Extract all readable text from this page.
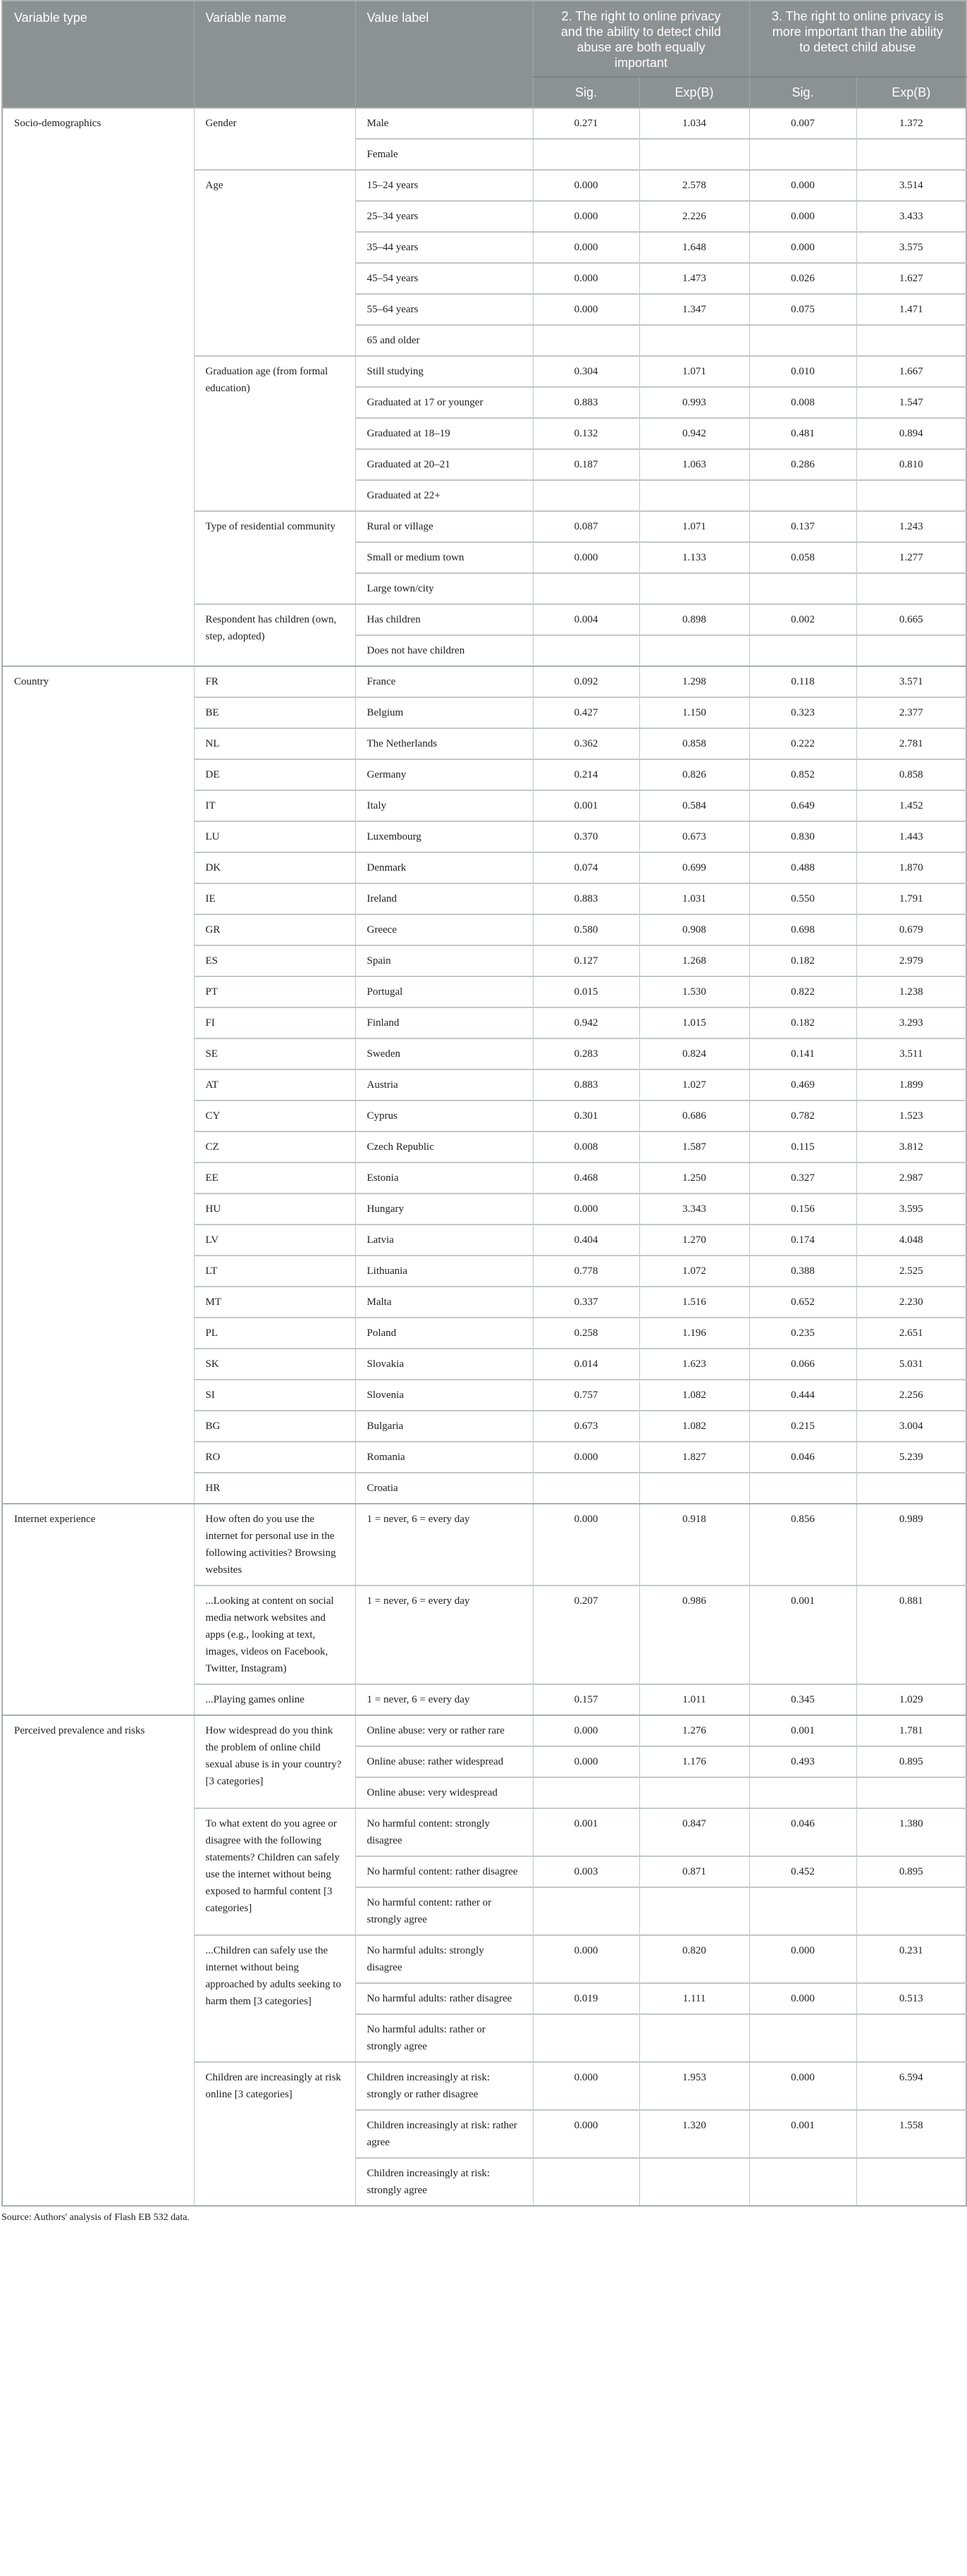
Variable type	Variable name	Value label	2. The right to online privacy and the ability to detect child abuse are both equally important		3. The right to online privacy is more important than the ability to detect child abuse	
			Sig.	Exp(B)	Sig.	Exp(B)
Socio-demographics	Gender	Male	0.271	1.034	0.007	1.372
		Female				
	Age	15–24 years	0.000	2.578	0.000	3.514
		25–34 years	0.000	2.226	0.000	3.433
		35–44 years	0.000	1.648	0.000	3.575
		45–54 years	0.000	1.473	0.026	1.627
		55–64 years	0.000	1.347	0.075	1.471
		65 and older				
	Graduation age (from formal education)	Still studying	0.304	1.071	0.010	1.667
		Graduated at 17 or younger	0.883	0.993	0.008	1.547
		Graduated at 18–19	0.132	0.942	0.481	0.894
		Graduated at 20–21	0.187	1.063	0.286	0.810
		Graduated at 22+				
	Type of residential community	Rural or village	0.087	1.071	0.137	1.243
		Small or medium town	0.000	1.133	0.058	1.277
		Large town/city				
	Respondent has children (own, step, adopted)	Has children	0.004	0.898	0.002	0.665
		Does not have children				
Country	FR	France	0.092	1.298	0.118	3.571
	BE	Belgium	0.427	1.150	0.323	2.377
	NL	The Netherlands	0.362	0.858	0.222	2.781
	DE	Germany	0.214	0.826	0.852	0.858
	IT	Italy	0.001	0.584	0.649	1.452
	LU	Luxembourg	0.370	0.673	0.830	1.443
	DK	Denmark	0.074	0.699	0.488	1.870
	IE	Ireland	0.883	1.031	0.550	1.791
	GR	Greece	0.580	0.908	0.698	0.679
	ES	Spain	0.127	1.268	0.182	2.979
	PT	Portugal	0.015	1.530	0.822	1.238
	FI	Finland	0.942	1.015	0.182	3.293
	SE	Sweden	0.283	0.824	0.141	3.511
	AT	Austria	0.883	1.027	0.469	1.899
	CY	Cyprus	0.301	0.686	0.782	1.523
	CZ	Czech Republic	0.008	1.587	0.115	3.812
	EE	Estonia	0.468	1.250	0.327	2.987
	HU	Hungary	0.000	3.343	0.156	3.595
	LV	Latvia	0.404	1.270	0.174	4.048
	LT	Lithuania	0.778	1.072	0.388	2.525
	MT	Malta	0.337	1.516	0.652	2.230
	PL	Poland	0.258	1.196	0.235	2.651
	SK	Slovakia	0.014	1.623	0.066	5.031
	SI	Slovenia	0.757	1.082	0.444	2.256
	BG	Bulgaria	0.673	1.082	0.215	3.004
	RO	Romania	0.000	1.827	0.046	5.239
	HR	Croatia				
Internet experience	How often do you use the internet for personal use in the following activities? Browsing websites	1 = never, 6 = every day	0.000	0.918	0.856	0.989
	...Looking at content on social media network websites and apps (e.g., looking at text, images, videos on Facebook, Twitter, Instagram)	1 = never, 6 = every day	0.207	0.986	0.001	0.881
	...Playing games online	1 = never, 6 = every day	0.157	1.011	0.345	1.029
Perceived prevalence and risks	How widespread do you think the problem of online child sexual abuse is in your country? [3 categories]	Online abuse: very or rather rare	0.000	1.276	0.001	1.781
		Online abuse: rather widespread	0.000	1.176	0.493	0.895
		Online abuse: very widespread				
	To what extent do you agree or disagree with the following statements? Children can safely use the internet without being exposed to harmful content [3 categories]	No harmful content: strongly disagree	0.001	0.847	0.046	1.380
		No harmful content: rather disagree	0.003	0.871	0.452	0.895
		No harmful content: rather or strongly agree				
	...Children can safely use the internet without being approached by adults seeking to harm them [3 categories]	No harmful adults: strongly disagree	0.000	0.820	0.000	0.231
		No harmful adults: rather disagree	0.019	1.111	0.000	0.513
		No harmful adults: rather or strongly agree				
	Children are increasingly at risk online [3 categories]	Children increasingly at risk: strongly or rather disagree	0.000	1.953	0.000	6.594
		Children increasingly at risk: rather agree	0.000	1.320	0.001	1.558
		Children increasingly at risk: strongly agree				
Source: Authors' analysis of Flash EB 532 data.
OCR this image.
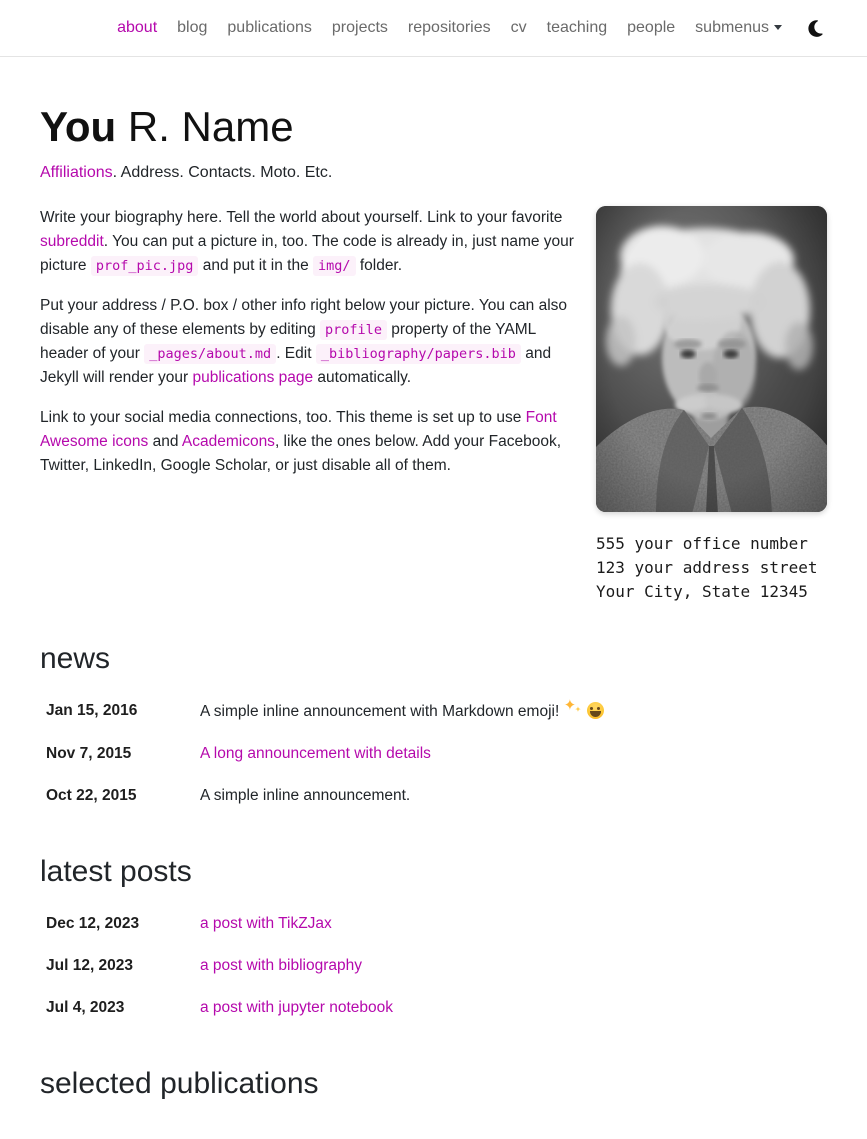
about	blog	publications	projects	repositories	cv	teaching	people	submenus
You R. Name

Affiliations. Address. Contacts. Moto. Etc.

Write your biography here. Tell the world about yourself. Link to your favorite subreddit. You can put a picture in, too. The code is already in, just name your picture prof_pic.jpg and put it in the img/ folder.

Put your address / P.O. box / other info right below your picture. You can also disable any of these elements by editing profile property of the YAML header of your _pages/about.md . Edit _bibliography/papers.bib and Jekyll will render your publications page automatically.

Link to your social media connections, too. This theme is set up to use Font Awesome icons and Academicons, like the ones below. Add your Facebook, Twitter, LinkedIn, Google Scholar, or just disable all of them.

555 your office number
123 your address street
Your City, State 12345
news
Jan 15, 2016	A simple inline announcement with Markdown emoji! ✦ ✦
Nov 7, 2015	A long announcement with details
Oct 22, 2015	A simple inline announcement.
latest posts
Dec 12, 2023	a post with TikZJax
Jul 12, 2023	a post with bibliography
Jul 4, 2023	a post with jupyter notebook
selected publications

═══

Aim:
In the records above, how many lines contain the string "announcement"? State that number only.

Full output:
3